» PASSAGE TO READ
★ ★ ★


    If J is self-adjoint, W, V are scalar sequences satisfying

    1. 1.

      W(n), V(n) are monotonic in n,

    2. 2.

      \(W(n)\longrightarrow +\infty \), \(\frac{W(n)}{n}\longrightarrow 0\),

    3. 3.

      \( W(2n)\prec _n W(n)\), \( V(2n)\asymp _n V(n)\),

    and\(\Vert A_n\Vert \asymp _n W(n)\), \(\det A_n \asymp _n V(n)\), then \(H(J)\subset \sigma _{\text{ ess }}(J)\).

    The detailed proof of the above one, and of some other versions, will be placed in the paper in preparation. The general idea is based on mimicking the proof of [8, Th. 2.1]. However, some problems are related to the fact, that the uni-asymptoticity of \(\overrightarrow{GEV(\lambda )}\) does not result in the uni-asymptoticity of \({GEV(\lambda )}\) (even for \(d=1\)!). If \(d=1\), then this problem can be omited by the appropriate choice of the initial condition for this generalized eigenvector, which is used to construct the Weyl sequences. But for \(d>1\) it is not possible, and this is why some extra assumptions (e.g. (1), (2), (3) above) are needed.

★ ★ ★

» DATASET CONTENT

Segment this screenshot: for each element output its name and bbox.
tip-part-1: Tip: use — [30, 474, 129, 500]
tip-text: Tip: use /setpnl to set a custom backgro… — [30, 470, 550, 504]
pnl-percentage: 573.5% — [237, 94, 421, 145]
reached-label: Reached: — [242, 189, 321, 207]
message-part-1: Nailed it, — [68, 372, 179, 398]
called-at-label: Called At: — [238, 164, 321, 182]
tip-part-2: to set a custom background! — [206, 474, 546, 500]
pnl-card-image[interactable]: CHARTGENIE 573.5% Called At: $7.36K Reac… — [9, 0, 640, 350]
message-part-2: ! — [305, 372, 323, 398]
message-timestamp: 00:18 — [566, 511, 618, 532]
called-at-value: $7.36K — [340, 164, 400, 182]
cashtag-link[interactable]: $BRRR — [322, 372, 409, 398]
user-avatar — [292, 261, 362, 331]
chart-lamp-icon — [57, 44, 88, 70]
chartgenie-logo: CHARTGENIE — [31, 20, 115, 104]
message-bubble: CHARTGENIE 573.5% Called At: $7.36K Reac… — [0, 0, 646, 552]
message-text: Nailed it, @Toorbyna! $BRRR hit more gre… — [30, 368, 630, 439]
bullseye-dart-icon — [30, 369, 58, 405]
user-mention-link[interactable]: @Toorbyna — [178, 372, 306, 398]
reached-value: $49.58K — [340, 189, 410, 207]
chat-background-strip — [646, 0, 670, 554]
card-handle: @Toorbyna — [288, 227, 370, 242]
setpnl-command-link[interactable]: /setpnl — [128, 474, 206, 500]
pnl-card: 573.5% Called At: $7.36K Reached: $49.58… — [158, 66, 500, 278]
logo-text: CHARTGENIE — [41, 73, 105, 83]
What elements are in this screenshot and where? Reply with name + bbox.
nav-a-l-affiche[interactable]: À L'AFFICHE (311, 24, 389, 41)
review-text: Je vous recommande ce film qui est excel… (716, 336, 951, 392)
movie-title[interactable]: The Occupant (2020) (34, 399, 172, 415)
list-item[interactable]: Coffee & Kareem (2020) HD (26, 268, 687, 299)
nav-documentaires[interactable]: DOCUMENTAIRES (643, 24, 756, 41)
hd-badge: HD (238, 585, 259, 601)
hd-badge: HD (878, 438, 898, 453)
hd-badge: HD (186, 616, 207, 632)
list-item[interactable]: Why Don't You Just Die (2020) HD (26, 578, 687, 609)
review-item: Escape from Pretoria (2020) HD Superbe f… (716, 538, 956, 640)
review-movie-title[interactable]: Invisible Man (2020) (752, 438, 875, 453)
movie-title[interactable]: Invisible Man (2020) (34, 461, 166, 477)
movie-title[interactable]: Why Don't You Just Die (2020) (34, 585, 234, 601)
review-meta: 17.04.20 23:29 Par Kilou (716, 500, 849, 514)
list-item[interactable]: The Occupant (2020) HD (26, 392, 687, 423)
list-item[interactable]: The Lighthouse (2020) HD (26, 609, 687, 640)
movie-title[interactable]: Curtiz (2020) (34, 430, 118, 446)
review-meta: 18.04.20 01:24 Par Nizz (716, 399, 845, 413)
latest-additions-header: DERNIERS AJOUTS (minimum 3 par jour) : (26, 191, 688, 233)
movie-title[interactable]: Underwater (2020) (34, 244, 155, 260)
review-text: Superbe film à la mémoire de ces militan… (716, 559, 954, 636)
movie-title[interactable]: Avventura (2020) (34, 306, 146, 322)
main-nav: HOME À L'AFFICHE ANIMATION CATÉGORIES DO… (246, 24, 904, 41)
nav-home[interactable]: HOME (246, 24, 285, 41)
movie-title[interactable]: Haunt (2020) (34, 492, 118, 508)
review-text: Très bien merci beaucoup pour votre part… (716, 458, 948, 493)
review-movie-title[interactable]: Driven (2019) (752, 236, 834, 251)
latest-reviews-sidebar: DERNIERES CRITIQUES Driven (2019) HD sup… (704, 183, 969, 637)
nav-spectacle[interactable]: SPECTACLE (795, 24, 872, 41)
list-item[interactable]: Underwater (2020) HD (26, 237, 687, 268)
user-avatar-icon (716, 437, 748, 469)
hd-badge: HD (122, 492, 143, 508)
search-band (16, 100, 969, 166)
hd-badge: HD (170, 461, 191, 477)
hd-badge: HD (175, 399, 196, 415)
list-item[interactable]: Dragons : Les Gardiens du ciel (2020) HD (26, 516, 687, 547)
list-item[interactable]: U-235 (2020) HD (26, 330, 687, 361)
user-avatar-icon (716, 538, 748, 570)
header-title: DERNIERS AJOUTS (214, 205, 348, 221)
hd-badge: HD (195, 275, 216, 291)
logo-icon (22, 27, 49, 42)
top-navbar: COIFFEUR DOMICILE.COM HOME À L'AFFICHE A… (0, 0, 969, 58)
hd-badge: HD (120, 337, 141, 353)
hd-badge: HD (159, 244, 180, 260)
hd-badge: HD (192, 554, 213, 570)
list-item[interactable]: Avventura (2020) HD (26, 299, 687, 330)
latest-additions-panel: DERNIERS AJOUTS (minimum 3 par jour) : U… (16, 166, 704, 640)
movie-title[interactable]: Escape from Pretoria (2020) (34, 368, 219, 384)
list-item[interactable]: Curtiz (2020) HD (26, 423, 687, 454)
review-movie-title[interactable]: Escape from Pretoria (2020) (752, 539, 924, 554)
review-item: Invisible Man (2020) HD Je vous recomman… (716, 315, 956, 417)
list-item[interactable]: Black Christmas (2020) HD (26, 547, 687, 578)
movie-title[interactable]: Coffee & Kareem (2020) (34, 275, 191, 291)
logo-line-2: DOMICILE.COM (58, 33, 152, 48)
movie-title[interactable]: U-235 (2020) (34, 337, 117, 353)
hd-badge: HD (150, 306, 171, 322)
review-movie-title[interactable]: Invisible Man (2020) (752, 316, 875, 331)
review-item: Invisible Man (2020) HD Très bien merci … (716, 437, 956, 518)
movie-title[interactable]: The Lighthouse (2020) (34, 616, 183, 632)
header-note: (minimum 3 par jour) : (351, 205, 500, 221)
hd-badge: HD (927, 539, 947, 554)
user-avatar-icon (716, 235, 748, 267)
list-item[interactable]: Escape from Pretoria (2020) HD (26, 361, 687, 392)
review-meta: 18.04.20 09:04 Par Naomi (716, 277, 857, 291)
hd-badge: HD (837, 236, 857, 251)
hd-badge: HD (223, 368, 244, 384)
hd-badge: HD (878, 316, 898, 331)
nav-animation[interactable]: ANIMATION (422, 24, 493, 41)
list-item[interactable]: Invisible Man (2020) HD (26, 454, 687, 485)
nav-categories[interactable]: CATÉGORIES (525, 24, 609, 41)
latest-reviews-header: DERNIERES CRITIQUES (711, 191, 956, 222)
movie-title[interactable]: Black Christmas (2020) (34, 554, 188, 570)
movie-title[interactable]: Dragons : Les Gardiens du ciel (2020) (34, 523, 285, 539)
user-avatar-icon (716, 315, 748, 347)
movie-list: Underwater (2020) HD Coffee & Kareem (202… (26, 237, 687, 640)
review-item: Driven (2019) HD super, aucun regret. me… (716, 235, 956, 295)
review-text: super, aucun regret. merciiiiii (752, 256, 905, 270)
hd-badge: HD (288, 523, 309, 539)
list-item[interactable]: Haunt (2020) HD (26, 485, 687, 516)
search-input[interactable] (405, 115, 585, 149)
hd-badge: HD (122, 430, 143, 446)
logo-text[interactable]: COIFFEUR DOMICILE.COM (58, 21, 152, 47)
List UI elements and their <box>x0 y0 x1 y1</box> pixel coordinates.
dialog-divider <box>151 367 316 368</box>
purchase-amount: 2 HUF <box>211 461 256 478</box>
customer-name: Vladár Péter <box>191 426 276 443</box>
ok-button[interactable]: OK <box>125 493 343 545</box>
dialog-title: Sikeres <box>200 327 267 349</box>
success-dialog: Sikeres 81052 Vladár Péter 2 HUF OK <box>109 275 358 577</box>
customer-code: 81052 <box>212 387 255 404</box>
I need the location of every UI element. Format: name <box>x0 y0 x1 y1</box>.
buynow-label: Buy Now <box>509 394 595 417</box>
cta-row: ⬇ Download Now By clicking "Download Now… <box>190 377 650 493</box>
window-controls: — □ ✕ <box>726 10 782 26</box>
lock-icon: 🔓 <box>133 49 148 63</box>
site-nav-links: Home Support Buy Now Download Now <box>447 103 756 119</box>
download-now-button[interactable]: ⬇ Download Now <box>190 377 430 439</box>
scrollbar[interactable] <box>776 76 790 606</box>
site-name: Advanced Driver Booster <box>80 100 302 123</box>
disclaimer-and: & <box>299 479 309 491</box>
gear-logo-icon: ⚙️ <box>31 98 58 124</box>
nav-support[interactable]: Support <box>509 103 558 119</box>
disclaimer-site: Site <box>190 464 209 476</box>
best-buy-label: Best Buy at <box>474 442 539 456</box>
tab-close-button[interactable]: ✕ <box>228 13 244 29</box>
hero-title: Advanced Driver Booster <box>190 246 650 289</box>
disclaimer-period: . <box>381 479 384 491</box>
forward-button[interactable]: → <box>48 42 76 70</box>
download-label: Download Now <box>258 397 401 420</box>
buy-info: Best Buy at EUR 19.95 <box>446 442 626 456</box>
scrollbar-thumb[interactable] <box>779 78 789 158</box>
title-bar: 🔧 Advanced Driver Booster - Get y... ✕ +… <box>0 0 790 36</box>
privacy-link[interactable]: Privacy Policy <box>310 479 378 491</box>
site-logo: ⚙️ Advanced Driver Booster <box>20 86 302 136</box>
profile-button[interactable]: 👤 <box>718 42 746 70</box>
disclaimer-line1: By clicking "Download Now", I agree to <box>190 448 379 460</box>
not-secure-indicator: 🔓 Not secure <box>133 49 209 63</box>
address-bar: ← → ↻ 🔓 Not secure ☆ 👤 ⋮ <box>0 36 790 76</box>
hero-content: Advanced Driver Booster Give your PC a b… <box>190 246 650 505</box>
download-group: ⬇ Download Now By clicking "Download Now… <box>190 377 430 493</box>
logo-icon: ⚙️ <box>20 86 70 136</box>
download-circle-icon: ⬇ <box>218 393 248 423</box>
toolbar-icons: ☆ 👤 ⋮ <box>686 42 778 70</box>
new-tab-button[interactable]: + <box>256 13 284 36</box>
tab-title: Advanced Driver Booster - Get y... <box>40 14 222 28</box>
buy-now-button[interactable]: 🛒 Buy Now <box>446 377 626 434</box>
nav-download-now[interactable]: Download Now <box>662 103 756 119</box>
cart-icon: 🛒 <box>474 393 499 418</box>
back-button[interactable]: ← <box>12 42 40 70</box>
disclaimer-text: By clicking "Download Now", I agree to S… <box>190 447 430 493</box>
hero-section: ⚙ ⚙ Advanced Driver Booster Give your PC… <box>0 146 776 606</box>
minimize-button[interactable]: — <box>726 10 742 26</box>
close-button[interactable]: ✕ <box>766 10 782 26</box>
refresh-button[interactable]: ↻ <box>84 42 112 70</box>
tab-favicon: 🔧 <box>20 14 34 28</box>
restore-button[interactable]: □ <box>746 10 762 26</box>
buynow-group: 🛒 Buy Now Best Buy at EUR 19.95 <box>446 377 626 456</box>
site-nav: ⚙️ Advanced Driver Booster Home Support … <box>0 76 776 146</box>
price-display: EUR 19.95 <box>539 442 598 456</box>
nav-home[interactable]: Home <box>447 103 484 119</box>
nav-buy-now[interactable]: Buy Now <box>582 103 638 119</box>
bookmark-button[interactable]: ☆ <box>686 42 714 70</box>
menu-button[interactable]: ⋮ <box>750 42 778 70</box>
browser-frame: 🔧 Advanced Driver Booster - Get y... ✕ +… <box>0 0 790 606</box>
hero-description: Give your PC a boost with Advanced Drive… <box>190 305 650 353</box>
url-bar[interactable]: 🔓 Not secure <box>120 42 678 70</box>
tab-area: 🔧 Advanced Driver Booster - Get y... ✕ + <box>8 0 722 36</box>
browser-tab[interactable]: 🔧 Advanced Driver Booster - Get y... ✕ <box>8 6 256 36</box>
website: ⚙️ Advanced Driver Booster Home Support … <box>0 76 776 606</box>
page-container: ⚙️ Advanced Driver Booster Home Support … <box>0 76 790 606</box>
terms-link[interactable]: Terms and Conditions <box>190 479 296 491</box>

★ ★ ★

Pick up the passage on generalized eigenvectors and the essential spectrum of J right after its last sentence and keep writing it.

» EXPECTED ANSWER
  3. 3.

    Let us note some recent papers of Świderski. They contain very interesting approach, leading in particular also to uni-asymptoticity results for 2-generalized eigenvectors in scalar case (together with some extra “\(\lambda \)-uniform” properties)—see [12]. The paper [13] provides some spectral results, including also some essential spectrum results for the block case. Instead of a construction of Weyl sequences, the method is based on checking that there is no any generalized eigenvector in \(\ell ^2(\mathbb {N}, \mathbb {C}^d)\).

  4. 4.

    Due to “the gap” between the scalar and the block case spectral results, the natural open question arises:

    Is there any relation of the set H(J) with \(\sigma _{\text{ ac }}(J)\) for \(d>1\)?

    Basic analysis of simplest examples with diagonal blocks shows, that any possible relation should be much more delicate, than for \(d=1\). Using very informal language: we could suspect that H(J) could be related somehow to a special kind of “multiplicity–d absolute continuity” for J. To explain this more precisely, let us assume that all the blocks \(A_n\), \(B_n\) are diagonal, J is selfadjoint and that H(J) is non-empty. Then, by Theorems 2.5 and 1.7, one can easily prove the following assertion:

    There exist d scalar self-adjoint Jacobi operators \(J^{(1)},\ldots , J^{(d)}\) with the weight sequences \(\left\{ a^{(1)}_n\right\} _{n\ge 1},\ldots ,\left\{ a^{(d)}_n\right\} _{n\ge 1}\), respectively, such that

    1. (i)

      Jis unitary equivalent to \(J^{(1)}\oplus \ldots \oplus J^{(d)}\),

    2. (ii)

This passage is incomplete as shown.